Show each line that has the string "unemployment" in it.

___ Entries supplied ___

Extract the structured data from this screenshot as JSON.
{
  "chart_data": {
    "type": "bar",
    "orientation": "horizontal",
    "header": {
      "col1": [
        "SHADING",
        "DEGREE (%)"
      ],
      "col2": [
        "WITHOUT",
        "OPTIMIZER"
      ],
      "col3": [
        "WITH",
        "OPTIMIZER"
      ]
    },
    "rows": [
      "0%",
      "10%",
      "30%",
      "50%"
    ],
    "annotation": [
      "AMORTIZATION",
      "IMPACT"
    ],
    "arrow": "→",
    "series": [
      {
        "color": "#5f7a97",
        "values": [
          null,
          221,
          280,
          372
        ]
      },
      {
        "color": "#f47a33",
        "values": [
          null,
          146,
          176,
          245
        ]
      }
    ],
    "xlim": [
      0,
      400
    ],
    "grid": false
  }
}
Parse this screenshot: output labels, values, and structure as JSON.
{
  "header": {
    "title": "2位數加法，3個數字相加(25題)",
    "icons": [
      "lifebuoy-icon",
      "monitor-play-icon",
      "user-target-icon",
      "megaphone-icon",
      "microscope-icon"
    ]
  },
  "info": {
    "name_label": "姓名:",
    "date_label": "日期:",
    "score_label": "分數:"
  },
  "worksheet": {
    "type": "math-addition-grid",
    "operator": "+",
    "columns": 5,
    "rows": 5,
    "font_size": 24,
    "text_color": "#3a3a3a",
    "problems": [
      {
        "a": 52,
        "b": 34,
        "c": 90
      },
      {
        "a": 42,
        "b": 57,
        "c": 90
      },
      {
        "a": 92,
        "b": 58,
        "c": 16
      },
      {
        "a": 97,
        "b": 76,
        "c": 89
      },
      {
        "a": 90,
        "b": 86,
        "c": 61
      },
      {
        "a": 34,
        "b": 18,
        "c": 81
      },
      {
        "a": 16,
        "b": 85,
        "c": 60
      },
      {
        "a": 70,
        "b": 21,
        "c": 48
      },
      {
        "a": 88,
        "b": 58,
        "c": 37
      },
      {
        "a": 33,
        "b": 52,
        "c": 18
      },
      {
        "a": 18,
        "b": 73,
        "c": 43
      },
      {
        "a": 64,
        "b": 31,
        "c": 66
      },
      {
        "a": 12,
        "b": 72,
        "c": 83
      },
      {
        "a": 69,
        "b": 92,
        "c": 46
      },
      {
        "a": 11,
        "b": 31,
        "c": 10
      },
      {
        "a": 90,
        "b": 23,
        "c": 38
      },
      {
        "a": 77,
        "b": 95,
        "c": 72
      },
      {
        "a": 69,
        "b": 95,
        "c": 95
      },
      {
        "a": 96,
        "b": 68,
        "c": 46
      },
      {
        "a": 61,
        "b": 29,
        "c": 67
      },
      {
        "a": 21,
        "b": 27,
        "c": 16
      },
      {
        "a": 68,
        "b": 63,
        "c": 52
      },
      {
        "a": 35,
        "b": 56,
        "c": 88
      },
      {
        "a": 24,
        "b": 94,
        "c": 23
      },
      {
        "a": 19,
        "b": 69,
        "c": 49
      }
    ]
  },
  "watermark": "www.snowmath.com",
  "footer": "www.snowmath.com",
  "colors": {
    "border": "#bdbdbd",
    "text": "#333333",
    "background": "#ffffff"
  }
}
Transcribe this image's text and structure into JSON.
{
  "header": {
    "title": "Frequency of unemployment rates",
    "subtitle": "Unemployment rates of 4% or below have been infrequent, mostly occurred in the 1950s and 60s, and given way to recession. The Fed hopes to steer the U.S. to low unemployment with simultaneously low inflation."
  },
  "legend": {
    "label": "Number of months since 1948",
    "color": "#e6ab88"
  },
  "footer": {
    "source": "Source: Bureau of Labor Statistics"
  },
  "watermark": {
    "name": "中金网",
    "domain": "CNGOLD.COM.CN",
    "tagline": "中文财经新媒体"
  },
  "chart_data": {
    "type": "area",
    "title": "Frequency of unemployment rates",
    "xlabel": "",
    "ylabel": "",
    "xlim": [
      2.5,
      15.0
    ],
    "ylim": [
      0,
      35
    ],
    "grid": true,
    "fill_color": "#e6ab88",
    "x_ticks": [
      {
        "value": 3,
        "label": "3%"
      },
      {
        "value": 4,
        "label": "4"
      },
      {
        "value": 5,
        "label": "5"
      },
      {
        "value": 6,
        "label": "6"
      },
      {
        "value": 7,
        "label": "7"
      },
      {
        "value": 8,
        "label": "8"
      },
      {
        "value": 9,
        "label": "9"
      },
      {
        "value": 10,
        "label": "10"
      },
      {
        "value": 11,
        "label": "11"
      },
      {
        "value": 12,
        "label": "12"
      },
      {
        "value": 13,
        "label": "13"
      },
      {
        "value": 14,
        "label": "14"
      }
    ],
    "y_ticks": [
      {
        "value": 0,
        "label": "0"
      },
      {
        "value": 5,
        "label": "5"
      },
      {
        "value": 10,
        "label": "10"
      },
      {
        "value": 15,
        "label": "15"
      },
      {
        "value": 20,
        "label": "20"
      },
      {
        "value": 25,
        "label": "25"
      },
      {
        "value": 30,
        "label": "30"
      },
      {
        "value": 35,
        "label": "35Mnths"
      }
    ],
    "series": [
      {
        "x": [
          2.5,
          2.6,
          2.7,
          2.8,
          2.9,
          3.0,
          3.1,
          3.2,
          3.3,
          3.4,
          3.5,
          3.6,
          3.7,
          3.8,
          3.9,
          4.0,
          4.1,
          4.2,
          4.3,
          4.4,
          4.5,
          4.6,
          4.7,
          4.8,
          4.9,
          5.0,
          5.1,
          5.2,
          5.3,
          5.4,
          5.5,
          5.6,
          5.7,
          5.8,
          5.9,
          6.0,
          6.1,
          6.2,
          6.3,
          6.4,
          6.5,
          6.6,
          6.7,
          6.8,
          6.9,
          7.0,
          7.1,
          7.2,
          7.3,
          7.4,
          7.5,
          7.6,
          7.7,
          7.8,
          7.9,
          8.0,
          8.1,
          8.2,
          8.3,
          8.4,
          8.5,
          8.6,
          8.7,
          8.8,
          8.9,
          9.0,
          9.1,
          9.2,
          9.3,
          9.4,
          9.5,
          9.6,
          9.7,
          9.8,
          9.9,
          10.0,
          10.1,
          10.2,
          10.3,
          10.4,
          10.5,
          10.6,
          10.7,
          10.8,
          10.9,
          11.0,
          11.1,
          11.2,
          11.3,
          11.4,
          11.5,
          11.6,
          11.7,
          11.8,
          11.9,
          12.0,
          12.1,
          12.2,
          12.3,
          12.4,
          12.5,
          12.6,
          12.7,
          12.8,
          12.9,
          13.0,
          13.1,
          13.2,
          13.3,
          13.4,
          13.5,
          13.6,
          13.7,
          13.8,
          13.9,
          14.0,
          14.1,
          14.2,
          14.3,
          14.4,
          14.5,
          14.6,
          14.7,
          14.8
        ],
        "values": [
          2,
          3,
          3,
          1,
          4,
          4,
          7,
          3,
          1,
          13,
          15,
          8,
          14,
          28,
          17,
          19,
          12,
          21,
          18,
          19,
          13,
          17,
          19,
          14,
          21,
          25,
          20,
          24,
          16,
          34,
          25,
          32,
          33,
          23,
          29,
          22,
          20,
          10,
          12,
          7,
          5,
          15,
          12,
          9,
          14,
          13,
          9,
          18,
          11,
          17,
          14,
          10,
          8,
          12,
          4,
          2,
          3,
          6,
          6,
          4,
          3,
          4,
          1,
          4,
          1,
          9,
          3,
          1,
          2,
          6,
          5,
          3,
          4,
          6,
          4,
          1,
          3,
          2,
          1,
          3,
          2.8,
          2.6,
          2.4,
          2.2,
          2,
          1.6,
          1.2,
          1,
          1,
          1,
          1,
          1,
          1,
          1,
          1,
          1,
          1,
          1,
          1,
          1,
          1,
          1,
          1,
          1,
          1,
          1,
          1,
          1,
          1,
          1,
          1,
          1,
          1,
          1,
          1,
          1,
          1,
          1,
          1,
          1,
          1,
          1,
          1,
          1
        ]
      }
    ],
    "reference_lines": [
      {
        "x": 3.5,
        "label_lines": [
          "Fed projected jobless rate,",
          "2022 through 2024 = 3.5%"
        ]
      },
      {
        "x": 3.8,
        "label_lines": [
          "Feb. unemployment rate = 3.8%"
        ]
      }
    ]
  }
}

___

== Task response ==
    "title": "Frequency of unemployment rates",
    "subtitle": "Unemployment rates of 4% or below have been infrequent, mostly occurred in the 1950s and 60s, and given way to recession. The Fed hopes to steer the U.S. to low unemployment with simultaneously low inflation."
    "title": "Frequency of unemployment rates",
          "Feb. unemployment rate = 3.8%"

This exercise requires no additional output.